Task directions.
Count how many lines in this material contain "中部凿进法". The answer is that number alone.

Data excerpts

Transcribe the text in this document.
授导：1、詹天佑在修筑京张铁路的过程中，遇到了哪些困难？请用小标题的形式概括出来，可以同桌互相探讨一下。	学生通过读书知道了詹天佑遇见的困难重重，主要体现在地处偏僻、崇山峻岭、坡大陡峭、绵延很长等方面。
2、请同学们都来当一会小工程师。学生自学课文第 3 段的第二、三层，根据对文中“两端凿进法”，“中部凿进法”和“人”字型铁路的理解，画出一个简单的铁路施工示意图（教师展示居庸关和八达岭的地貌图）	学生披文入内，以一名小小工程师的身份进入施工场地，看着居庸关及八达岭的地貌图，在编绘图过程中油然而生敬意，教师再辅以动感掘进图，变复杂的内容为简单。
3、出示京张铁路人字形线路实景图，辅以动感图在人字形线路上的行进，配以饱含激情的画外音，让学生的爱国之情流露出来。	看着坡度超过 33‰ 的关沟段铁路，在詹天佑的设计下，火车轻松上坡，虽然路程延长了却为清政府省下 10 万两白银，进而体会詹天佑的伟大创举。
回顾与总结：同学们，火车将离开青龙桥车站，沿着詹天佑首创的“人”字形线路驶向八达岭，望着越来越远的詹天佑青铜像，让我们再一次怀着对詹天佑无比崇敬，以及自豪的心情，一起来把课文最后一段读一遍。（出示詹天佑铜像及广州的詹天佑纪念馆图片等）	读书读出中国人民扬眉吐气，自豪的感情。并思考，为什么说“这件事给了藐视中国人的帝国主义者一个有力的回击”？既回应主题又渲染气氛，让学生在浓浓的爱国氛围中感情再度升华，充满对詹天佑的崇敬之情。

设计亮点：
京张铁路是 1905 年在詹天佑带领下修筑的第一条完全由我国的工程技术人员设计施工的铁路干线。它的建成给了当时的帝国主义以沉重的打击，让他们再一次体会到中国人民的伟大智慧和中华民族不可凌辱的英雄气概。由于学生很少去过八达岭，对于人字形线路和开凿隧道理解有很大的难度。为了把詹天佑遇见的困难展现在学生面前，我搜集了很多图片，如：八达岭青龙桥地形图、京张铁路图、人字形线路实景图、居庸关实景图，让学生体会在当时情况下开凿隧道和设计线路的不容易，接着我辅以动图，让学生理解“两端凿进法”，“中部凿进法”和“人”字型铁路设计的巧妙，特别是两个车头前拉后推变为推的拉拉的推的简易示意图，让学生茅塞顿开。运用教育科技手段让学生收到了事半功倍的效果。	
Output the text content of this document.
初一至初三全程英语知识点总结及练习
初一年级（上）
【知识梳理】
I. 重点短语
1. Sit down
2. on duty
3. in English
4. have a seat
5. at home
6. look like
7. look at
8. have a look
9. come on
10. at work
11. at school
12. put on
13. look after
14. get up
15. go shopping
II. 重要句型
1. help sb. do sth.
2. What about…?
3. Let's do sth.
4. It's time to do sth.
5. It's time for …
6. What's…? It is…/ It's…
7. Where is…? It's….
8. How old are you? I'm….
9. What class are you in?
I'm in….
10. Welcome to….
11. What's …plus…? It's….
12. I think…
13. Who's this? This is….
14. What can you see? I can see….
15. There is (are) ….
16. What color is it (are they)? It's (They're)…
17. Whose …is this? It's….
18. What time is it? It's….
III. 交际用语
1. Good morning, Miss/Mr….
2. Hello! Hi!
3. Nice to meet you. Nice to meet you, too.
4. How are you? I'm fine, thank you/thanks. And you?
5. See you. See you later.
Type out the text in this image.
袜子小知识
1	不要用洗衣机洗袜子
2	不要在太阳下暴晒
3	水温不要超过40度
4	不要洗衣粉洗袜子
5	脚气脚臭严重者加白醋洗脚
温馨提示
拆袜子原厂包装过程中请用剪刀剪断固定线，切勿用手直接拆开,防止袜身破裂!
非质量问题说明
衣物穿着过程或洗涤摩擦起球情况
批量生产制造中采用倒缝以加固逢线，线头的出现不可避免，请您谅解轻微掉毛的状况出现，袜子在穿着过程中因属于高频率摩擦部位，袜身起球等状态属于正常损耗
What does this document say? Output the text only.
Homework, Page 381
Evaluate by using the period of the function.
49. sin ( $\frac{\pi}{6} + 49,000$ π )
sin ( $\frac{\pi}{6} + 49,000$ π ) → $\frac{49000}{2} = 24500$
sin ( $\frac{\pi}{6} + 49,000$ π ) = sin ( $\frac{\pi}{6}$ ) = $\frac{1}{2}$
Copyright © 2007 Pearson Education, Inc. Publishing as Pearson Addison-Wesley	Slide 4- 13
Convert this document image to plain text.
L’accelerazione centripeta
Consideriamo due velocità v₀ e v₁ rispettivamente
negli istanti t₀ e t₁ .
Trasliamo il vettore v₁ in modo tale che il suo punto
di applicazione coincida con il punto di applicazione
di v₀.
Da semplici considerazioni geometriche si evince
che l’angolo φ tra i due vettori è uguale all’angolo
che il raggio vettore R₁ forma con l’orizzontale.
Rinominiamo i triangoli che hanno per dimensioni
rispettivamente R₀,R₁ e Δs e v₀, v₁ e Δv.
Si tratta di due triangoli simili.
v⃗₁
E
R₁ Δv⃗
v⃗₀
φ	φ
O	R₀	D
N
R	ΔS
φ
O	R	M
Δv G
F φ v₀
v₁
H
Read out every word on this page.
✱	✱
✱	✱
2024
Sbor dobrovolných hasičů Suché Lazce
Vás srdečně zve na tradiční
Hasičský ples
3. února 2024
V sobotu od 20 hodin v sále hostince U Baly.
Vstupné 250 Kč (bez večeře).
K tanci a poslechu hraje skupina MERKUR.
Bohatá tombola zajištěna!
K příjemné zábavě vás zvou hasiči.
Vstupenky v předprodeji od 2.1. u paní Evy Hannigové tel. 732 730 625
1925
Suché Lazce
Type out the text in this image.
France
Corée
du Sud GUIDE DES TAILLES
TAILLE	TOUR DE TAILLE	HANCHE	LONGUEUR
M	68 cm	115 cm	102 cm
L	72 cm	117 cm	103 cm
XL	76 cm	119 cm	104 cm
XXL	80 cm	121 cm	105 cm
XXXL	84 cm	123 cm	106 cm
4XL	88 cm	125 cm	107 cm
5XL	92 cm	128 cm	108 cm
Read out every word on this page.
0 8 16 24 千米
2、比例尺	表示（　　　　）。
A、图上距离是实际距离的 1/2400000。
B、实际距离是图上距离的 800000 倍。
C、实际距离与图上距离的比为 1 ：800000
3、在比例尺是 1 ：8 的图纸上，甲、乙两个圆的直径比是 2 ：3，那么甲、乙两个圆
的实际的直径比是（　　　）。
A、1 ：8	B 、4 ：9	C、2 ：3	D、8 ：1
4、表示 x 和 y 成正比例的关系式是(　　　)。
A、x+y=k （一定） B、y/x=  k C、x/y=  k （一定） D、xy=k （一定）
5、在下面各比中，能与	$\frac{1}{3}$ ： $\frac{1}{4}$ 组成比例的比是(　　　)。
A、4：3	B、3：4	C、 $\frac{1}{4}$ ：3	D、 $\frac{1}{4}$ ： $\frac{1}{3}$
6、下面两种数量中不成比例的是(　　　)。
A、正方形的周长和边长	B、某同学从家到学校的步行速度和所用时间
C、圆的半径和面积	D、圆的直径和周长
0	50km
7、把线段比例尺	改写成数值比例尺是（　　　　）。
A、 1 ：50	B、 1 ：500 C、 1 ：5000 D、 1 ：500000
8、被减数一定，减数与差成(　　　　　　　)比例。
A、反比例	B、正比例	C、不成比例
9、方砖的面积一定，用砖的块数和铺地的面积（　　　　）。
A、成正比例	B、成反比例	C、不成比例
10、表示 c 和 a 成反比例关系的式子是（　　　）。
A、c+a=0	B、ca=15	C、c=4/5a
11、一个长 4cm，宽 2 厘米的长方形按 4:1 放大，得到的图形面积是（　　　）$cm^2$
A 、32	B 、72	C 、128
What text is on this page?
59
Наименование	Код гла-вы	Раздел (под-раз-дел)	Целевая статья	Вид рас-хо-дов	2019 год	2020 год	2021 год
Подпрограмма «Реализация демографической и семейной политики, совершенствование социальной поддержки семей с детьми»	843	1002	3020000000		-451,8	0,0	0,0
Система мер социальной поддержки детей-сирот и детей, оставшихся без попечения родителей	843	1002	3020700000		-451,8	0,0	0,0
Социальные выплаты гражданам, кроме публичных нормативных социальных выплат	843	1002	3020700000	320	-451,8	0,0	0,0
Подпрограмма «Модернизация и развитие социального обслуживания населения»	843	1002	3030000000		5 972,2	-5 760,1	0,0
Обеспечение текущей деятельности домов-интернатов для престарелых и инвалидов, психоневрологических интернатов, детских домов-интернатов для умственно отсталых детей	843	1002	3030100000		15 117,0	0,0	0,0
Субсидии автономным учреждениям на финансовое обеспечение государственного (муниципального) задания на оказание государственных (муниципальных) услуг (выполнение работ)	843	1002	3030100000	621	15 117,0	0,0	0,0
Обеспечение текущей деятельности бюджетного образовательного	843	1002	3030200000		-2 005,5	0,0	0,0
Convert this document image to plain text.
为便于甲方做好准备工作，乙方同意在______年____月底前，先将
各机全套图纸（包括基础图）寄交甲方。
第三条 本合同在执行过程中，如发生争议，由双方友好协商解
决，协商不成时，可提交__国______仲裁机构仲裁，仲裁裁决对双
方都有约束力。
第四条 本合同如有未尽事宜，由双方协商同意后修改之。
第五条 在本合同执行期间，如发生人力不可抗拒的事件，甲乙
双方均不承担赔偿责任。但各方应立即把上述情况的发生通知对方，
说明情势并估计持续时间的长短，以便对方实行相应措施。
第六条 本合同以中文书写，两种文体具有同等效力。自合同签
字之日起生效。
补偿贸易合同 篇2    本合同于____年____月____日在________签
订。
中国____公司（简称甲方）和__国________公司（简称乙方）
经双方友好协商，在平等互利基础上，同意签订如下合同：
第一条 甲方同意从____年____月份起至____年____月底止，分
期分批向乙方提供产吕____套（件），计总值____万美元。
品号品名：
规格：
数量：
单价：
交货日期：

Solution for this task.
2